##### Recorded data

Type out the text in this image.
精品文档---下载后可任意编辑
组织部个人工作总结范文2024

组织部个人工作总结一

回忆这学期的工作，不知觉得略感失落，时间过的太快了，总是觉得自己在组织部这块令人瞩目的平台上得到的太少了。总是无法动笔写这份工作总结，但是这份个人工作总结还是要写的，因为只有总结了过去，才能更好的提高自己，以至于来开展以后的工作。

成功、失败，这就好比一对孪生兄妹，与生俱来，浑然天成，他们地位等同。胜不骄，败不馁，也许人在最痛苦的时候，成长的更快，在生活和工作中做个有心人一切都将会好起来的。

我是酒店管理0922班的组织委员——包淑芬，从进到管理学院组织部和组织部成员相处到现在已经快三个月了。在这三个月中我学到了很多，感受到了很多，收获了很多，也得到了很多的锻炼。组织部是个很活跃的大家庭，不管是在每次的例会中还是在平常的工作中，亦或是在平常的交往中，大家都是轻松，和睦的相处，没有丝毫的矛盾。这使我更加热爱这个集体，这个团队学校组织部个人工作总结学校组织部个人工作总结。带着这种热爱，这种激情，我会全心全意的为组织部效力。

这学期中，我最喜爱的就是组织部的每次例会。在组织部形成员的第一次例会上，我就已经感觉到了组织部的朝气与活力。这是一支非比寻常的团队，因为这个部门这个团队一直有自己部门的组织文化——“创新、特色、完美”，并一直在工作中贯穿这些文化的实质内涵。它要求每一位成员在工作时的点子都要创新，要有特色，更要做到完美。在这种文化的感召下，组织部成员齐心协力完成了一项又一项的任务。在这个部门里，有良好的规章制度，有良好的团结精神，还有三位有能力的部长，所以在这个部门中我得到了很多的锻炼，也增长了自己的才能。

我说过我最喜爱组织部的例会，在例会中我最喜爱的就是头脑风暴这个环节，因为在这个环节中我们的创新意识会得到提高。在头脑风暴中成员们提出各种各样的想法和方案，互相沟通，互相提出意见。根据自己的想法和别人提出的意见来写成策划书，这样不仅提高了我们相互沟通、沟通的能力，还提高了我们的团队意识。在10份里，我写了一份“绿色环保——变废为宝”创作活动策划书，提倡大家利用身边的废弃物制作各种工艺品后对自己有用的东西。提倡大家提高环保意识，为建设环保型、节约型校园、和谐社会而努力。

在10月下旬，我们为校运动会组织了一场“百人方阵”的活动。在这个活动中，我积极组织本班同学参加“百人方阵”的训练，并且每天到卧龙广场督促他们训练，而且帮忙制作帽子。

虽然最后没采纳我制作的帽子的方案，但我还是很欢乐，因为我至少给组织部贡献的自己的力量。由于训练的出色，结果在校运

##########

# [Brief]
Return the whole listing exactly.

# [Result]
Type out the text in this image.
精品文档---下载后可任意编辑
组织部个人工作总结范文2024

组织部个人工作总结一

回忆这学期的工作，不知觉得略感失落，时间过的太快了，总是觉得自己在组织部这块令人瞩目的平台上得到的太少了。总是无法动笔写这份工作总结，但是这份个人工作总结还是要写的，因为只有总结了过去，才能更好的提高自己，以至于来开展以后的工作。

成功、失败，这就好比一对孪生兄妹，与生俱来，浑然天成，他们地位等同。胜不骄，败不馁，也许人在最痛苦的时候，成长的更快，在生活和工作中做个有心人一切都将会好起来的。

我是酒店管理0922班的组织委员——包淑芬，从进到管理学院组织部和组织部成员相处到现在已经快三个月了。在这三个月中我学到了很多，感受到了很多，收获了很多，也得到了很多的锻炼。组织部是个很活跃的大家庭，不管是在每次的例会中还是在平常的工作中，亦或是在平常的交往中，大家都是轻松，和睦的相处，没有丝毫的矛盾。这使我更加热爱这个集体，这个团队学校组织部个人工作总结学校组织部个人工作总结。带着这种热爱，这种激情，我会全心全意的为组织部效力。

这学期中，我最喜爱的就是组织部的每次例会。在组织部形成员的第一次例会上，我就已经感觉到了组织部的朝气与活力。这是一支非比寻常的团队，因为这个部门这个团队一直有自己部门的组织文化——“创新、特色、完美”，并一直在工作中贯穿这些文化的实质内涵。它要求每一位成员在工作时的点子都要创新，要有特色，更要做到完美。在这种文化的感召下，组织部成员齐心协力完成了一项又一项的任务。在这个部门里，有良好的规章制度，有良好的团结精神，还有三位有能力的部长，所以在这个部门中我得到了很多的锻炼，也增长了自己的才能。

我说过我最喜爱组织部的例会，在例会中我最喜爱的就是头脑风暴这个环节，因为在这个环节中我们的创新意识会得到提高。在头脑风暴中成员们提出各种各样的想法和方案，互相沟通，互相提出意见。根据自己的想法和别人提出的意见来写成策划书，这样不仅提高了我们相互沟通、沟通的能力，还提高了我们的团队意识。在10份里，我写了一份“绿色环保——变废为宝”创作活动策划书，提倡大家利用身边的废弃物制作各种工艺品后对自己有用的东西。提倡大家提高环保意识，为建设环保型、节约型校园、和谐社会而努力。

在10月下旬，我们为校运动会组织了一场“百人方阵”的活动。在这个活动中，我积极组织本班同学参加“百人方阵”的训练，并且每天到卧龙广场督促他们训练，而且帮忙制作帽子。

虽然最后没采纳我制作的帽子的方案，但我还是很欢乐，因为我至少给组织部贡献的自己的力量。由于训练的出色，结果在校运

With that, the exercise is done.